• **To do**
Reproduce the listing word for word, from its first line through the line containing "In FIG. 12, the mounting", including both of those lines.

• **Dataset content**
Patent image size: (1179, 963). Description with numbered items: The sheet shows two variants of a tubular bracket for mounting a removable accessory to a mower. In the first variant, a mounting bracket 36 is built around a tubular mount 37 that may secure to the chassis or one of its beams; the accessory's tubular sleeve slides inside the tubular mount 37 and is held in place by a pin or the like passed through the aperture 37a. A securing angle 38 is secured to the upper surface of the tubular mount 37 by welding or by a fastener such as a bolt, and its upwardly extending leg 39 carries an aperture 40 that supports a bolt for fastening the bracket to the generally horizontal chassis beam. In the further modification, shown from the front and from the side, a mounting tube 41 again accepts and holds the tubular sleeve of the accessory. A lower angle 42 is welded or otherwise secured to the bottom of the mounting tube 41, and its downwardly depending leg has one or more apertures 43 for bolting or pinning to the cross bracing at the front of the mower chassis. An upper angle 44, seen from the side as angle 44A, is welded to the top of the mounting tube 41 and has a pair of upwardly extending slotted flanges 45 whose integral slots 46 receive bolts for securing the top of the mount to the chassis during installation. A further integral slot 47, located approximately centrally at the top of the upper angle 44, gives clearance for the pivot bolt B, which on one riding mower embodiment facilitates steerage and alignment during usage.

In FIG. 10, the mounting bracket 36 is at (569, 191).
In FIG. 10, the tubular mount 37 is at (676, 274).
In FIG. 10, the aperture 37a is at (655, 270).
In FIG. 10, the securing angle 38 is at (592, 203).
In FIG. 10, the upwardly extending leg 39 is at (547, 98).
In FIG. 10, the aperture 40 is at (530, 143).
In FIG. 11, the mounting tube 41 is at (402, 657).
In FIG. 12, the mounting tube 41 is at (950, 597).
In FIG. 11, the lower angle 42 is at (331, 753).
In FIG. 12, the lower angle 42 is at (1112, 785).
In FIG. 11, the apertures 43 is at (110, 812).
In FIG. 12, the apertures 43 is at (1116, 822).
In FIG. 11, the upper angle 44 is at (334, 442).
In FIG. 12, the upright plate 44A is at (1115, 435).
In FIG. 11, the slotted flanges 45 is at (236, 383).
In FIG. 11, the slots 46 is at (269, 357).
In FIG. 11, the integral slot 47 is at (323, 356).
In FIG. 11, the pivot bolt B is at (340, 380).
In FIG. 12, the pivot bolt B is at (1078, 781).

• **Written reply**
Patent image size: (1179, 963). Description with numbered items: The sheet shows two variants of a tubular bracket for mounting a removable accessory to a mower. In the first variant, a mounting bracket 36 is built around a tubular mount 37 that may secure to the chassis or one of its beams; the accessory's tubular sleeve slides inside the tubular mount 37 and is held in place by a pin or the like passed through the aperture 37a. A securing angle 38 is secured to the upper surface of the tubular mount 37 by welding or by a fastener such as a bolt, and its upwardly extending leg 39 carries an aperture 40 that supports a bolt for fastening the bracket to the generally horizontal chassis beam. In the further modification, shown from the front and from the side, a mounting tube 41 again accepts and holds the tubular sleeve of the accessory. A lower angle 42 is welded or otherwise secured to the bottom of the mounting tube 41, and its downwardly depending leg has one or more apertures 43 for bolting or pinning to the cross bracing at the front of the mower chassis. An upper angle 44, seen from the side as angle 44A, is welded to the top of the mounting tube 41 and has a pair of upwardly extending slotted flanges 45 whose integral slots 46 receive bolts for securing the top of the mount to the chassis during installation. A further integral slot 47, located approximately centrally at the top of the upper angle 44, gives clearance for the pivot bolt B, which on one riding mower embodiment facilitates steerage and alignment during usage.

In FIG. 10, the mounting bracket 36 is at (569, 191).
In FIG. 10, the tubular mount 37 is at (676, 274).
In FIG. 10, the aperture 37a is at (655, 270).
In FIG. 10, the securing angle 38 is at (592, 203).
In FIG. 10, the upwardly extending leg 39 is at (547, 98).
In FIG. 10, the aperture 40 is at (530, 143).
In FIG. 11, the mounting tube 41 is at (402, 657).
In FIG. 12, the mounting tube 41 is at (950, 597).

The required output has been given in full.